PROMPT: Single out the lines that include the word "Software". Copy them.
□ □ □ □
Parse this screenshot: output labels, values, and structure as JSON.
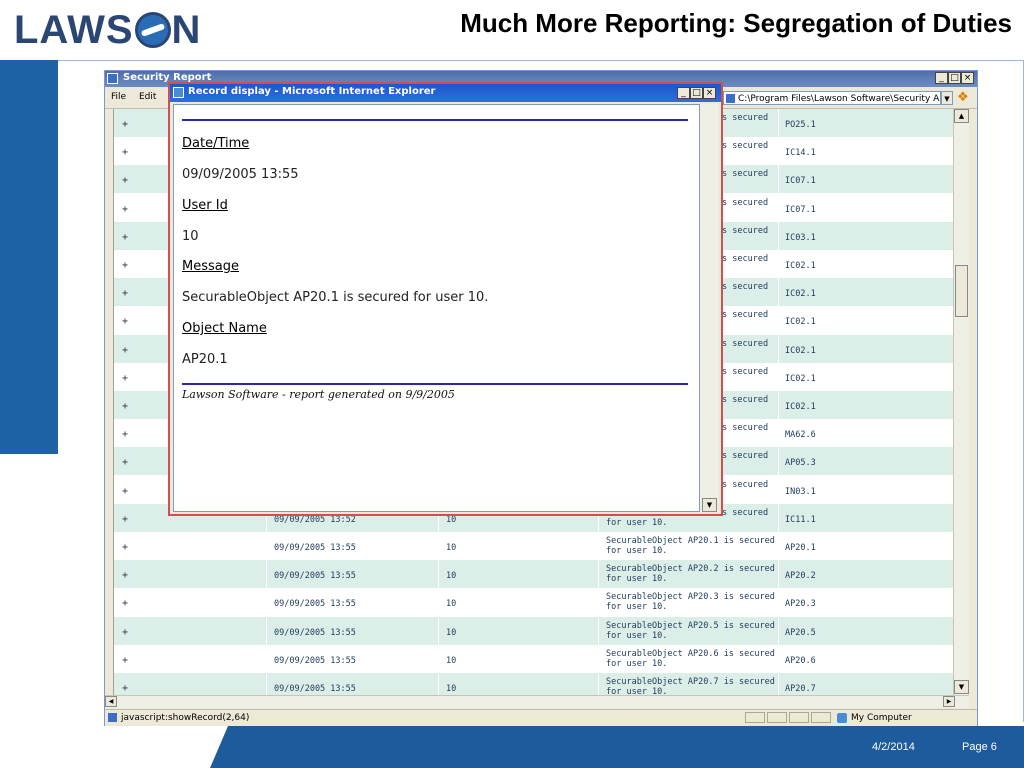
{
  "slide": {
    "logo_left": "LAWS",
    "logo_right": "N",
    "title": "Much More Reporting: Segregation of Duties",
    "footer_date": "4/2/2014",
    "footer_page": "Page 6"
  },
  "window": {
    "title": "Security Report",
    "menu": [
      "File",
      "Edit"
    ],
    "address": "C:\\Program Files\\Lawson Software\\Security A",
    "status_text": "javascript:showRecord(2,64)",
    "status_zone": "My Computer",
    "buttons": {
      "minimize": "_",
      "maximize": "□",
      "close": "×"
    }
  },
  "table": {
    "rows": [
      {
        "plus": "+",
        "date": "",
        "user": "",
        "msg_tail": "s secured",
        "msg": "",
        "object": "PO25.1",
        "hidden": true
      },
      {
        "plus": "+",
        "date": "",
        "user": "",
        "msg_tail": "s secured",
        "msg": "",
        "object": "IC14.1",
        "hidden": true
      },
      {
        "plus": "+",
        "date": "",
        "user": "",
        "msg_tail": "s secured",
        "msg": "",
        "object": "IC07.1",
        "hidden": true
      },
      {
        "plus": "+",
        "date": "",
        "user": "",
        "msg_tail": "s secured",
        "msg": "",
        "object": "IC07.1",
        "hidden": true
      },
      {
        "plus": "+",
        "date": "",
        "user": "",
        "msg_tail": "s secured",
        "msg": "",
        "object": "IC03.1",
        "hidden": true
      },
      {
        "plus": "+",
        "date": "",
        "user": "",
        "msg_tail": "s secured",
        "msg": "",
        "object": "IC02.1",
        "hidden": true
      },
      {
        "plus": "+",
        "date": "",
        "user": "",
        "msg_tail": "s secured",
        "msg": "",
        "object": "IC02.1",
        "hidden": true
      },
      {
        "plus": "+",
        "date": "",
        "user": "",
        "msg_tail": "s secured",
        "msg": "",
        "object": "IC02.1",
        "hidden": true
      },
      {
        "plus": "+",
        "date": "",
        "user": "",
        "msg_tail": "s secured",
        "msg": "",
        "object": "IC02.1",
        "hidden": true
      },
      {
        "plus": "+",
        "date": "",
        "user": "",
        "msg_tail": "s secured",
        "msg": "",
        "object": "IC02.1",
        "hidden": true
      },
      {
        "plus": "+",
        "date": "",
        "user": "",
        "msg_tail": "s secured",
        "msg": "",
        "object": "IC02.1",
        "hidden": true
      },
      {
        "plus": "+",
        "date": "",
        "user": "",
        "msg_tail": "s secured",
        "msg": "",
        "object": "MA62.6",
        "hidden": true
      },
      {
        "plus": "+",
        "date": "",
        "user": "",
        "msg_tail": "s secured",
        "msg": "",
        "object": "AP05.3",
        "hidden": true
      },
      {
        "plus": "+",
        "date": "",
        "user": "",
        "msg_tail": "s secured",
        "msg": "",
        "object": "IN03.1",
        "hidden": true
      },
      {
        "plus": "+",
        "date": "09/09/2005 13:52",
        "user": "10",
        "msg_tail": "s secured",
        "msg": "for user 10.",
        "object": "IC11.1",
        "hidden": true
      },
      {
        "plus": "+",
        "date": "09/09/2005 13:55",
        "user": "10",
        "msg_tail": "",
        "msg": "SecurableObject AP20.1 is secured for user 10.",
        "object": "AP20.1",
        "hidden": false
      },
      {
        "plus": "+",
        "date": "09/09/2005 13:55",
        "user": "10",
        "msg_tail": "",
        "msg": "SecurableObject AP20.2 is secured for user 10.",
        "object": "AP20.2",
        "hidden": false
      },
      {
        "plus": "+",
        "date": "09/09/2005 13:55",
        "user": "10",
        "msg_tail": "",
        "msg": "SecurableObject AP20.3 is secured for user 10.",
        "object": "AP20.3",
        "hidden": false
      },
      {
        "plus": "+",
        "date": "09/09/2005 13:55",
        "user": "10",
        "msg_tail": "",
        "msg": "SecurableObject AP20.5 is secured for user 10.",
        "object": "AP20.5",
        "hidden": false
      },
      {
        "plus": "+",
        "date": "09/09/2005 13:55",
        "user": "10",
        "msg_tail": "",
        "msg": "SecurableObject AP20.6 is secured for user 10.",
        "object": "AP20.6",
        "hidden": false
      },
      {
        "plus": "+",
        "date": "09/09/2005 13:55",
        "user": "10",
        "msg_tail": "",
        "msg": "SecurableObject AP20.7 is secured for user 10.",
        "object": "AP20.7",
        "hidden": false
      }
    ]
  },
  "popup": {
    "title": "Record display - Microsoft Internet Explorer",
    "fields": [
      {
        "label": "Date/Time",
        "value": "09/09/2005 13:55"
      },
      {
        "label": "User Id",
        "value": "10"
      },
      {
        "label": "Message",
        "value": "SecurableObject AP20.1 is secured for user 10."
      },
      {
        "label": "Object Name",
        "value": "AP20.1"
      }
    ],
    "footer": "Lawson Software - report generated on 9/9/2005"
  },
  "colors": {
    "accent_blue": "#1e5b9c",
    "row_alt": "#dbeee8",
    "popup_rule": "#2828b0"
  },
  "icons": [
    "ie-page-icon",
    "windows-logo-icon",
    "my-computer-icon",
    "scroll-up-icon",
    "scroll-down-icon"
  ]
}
□ □ □ □
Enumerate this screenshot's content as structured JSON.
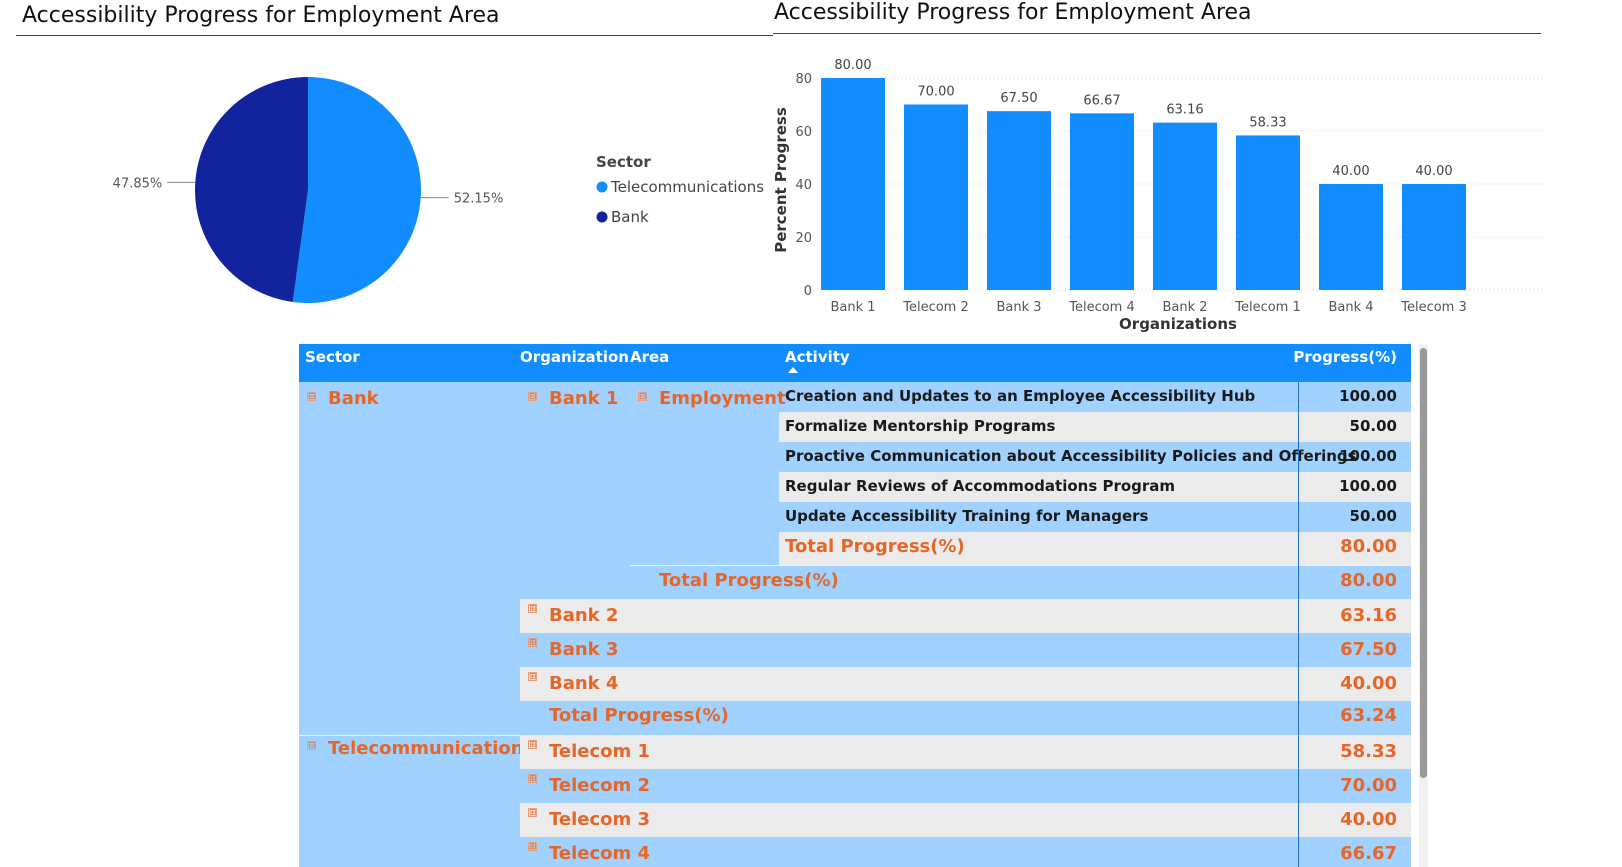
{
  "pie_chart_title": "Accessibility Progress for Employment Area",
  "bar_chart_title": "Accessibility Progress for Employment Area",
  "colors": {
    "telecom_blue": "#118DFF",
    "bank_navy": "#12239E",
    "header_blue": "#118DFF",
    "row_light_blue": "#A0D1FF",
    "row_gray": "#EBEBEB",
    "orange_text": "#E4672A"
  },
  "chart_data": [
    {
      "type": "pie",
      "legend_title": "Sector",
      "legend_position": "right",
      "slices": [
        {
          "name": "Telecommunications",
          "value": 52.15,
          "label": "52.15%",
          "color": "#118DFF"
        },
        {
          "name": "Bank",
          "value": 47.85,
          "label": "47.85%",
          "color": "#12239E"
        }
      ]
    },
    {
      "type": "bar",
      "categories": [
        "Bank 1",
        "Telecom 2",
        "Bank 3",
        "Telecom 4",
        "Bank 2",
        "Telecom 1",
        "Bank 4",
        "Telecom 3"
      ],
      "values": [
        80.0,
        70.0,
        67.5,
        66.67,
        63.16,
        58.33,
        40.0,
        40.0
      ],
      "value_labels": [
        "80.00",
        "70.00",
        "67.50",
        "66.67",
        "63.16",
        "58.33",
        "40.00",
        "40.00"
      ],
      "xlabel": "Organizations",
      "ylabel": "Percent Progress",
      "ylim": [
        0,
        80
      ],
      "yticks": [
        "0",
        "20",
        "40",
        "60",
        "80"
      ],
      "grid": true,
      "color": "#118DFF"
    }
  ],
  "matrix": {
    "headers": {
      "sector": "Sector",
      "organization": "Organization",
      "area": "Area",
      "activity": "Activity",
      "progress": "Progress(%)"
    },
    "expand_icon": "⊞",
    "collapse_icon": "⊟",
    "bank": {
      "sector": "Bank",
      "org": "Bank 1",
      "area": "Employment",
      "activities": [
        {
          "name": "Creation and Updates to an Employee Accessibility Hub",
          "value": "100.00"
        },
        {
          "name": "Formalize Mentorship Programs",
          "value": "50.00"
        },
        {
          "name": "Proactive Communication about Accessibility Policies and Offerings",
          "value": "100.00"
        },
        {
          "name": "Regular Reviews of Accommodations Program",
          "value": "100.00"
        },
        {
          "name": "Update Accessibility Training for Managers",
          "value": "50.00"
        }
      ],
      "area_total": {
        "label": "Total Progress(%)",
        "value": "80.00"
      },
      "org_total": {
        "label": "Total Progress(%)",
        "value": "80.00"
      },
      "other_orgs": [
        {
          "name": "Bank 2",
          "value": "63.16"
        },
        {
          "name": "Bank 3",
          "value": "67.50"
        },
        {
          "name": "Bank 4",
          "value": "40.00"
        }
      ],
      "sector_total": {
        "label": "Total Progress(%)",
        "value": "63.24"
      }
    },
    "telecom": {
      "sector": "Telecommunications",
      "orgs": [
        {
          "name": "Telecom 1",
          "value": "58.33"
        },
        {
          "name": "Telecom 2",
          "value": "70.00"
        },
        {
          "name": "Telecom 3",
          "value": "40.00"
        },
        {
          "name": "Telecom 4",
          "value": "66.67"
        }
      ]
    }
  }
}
□ □ □ □
WRITTEN ANSWER:
    "address": "C:\\Program Files\\Lawson Software\\Security A",
    "footer": "Lawson Software - report generated on 9/9/2005"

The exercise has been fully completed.